[What is being asked]:
The entries below should be quoted exactly, with no pictures carried over.

[Material supplied]:
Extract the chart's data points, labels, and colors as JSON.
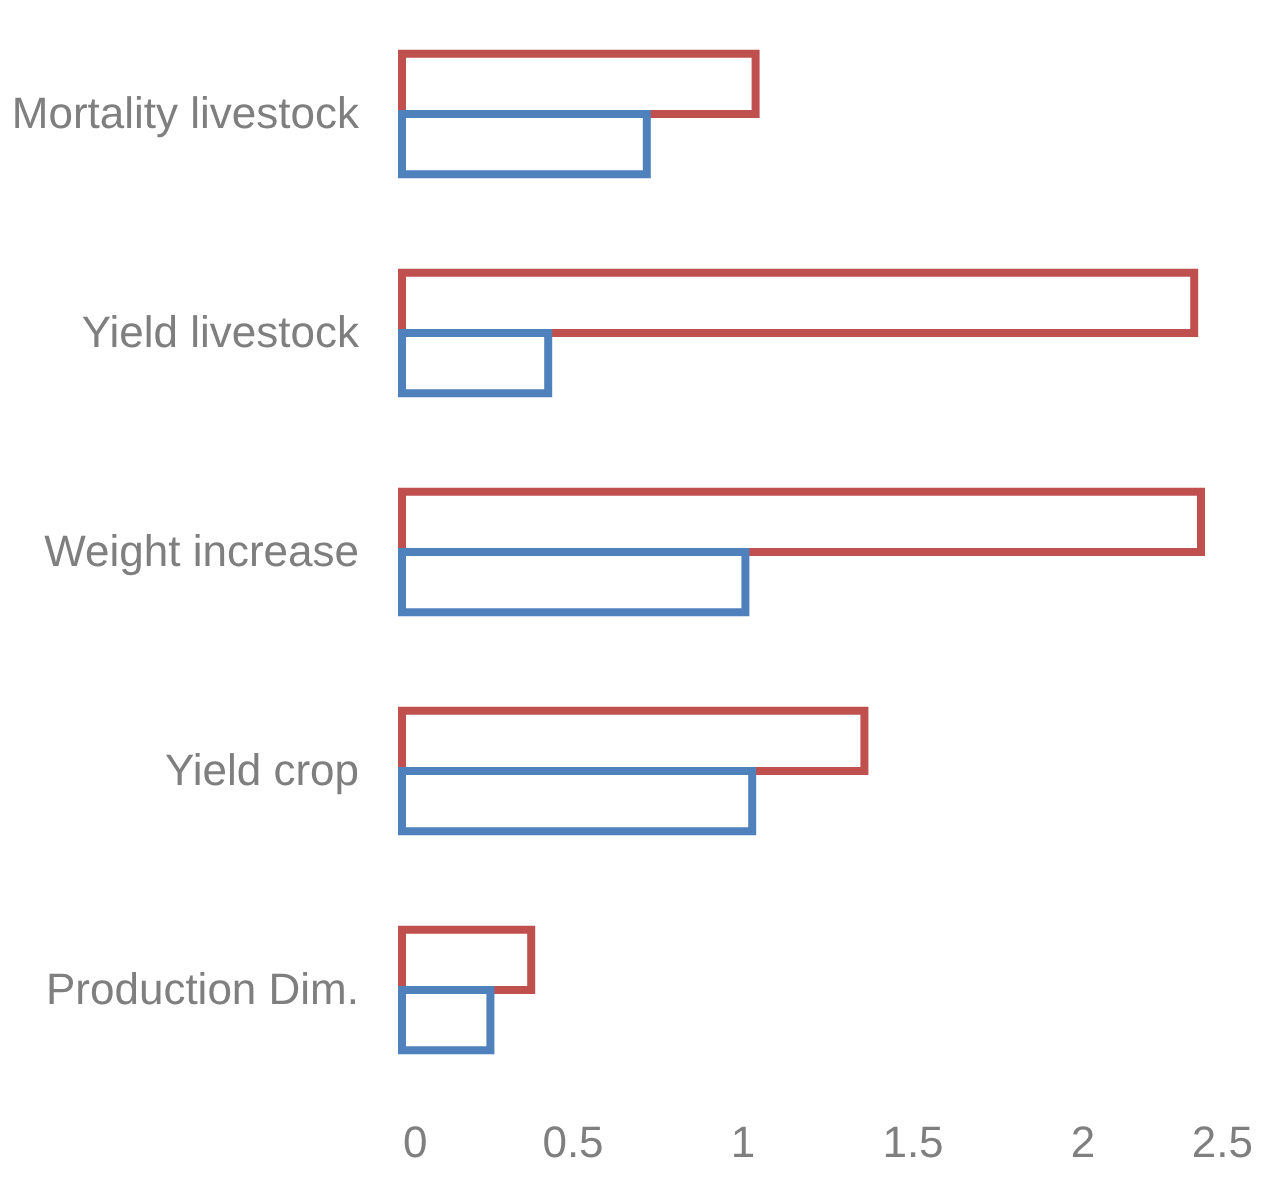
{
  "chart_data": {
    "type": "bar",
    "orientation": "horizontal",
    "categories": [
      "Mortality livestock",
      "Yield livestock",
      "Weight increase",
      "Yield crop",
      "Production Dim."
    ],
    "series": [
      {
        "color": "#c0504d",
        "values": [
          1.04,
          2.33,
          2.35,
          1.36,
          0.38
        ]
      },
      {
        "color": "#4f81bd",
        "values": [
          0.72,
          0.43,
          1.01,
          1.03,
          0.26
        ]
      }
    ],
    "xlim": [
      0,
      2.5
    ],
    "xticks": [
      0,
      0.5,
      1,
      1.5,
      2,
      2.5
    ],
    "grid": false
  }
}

[The reply]:
Extract the chart's data points, labels, and colors as JSON.
{
  "chart_data": {
    "type": "bar",
    "orientation": "horizontal",
    "categories": [
      "Mortality livestock",
      "Yield livestock",
      "Weight increase",
      "Yield crop",
      "Production Dim."
    ],
    "series": [
      {
        "color": "#c0504d",
        "values": [
          1.04,
          2.33,
          2.35,
          1.36,
          0.38
        ]
      },
      {
        "color": "#4f81bd",
        "values": [
          0.72,
          0.43,
          1.01,
          1.03,
          0.26
        ]
      }
    ],
    "xlim": [
      0,
      2.5
    ],
    "xticks": [
      0,
      0.5,
      1,
      1.5,
      2,
      2.5
    ],
    "grid": false
  }
}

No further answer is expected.